**Direction:** Filter the entries below, keeping every line that has the word "пищевых".

**Extracted data:**
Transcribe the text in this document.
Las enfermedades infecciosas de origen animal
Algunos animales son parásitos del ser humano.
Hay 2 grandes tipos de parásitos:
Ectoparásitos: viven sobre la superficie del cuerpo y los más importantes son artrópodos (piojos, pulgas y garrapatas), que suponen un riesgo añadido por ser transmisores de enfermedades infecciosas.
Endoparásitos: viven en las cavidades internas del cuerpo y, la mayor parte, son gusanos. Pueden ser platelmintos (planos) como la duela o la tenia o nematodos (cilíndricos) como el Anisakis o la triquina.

==

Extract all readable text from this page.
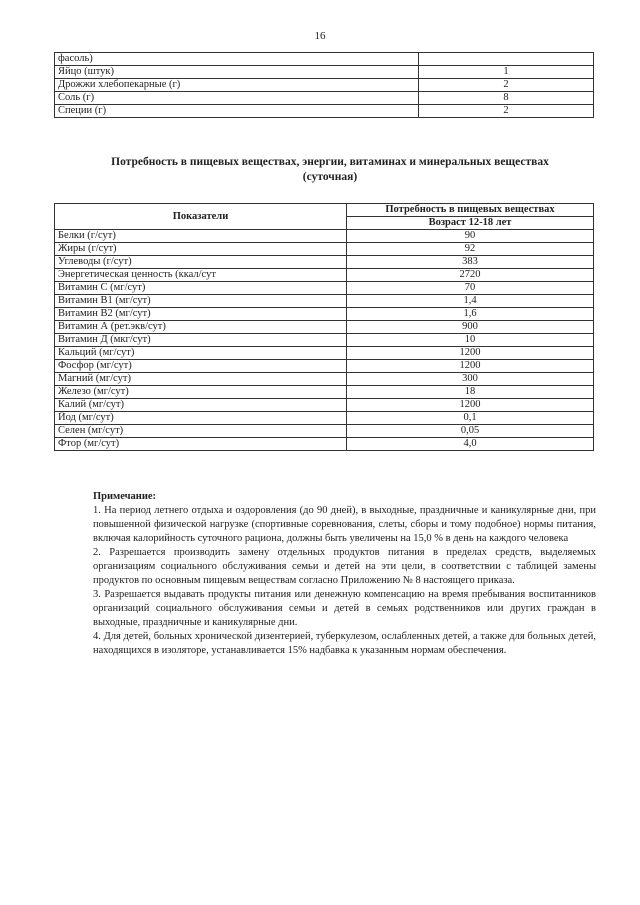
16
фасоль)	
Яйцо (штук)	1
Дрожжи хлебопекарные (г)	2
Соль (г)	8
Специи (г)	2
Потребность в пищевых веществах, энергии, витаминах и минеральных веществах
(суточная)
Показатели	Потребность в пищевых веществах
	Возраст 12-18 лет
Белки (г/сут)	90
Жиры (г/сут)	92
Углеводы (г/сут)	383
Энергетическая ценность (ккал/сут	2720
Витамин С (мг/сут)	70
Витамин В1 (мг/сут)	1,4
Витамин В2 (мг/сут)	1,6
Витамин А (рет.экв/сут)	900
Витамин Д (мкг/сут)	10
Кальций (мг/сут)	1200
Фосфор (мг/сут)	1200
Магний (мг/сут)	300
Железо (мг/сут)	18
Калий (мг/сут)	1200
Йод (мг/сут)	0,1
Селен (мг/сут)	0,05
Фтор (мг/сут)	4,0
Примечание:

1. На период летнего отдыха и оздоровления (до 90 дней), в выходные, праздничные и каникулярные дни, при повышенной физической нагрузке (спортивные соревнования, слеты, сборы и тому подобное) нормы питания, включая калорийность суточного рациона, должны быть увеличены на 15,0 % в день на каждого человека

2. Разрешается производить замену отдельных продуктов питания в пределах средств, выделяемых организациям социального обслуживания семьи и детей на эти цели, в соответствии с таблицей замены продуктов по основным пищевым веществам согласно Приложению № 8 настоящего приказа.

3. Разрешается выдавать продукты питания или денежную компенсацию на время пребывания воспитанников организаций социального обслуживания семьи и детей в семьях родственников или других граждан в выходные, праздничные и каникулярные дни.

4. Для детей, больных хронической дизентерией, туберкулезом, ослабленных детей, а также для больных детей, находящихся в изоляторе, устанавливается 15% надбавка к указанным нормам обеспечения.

**Expected answer:**
Потребность в пищевых веществах, энергии, витаминах и минеральных веществах
Показатели	Потребность в пищевых веществах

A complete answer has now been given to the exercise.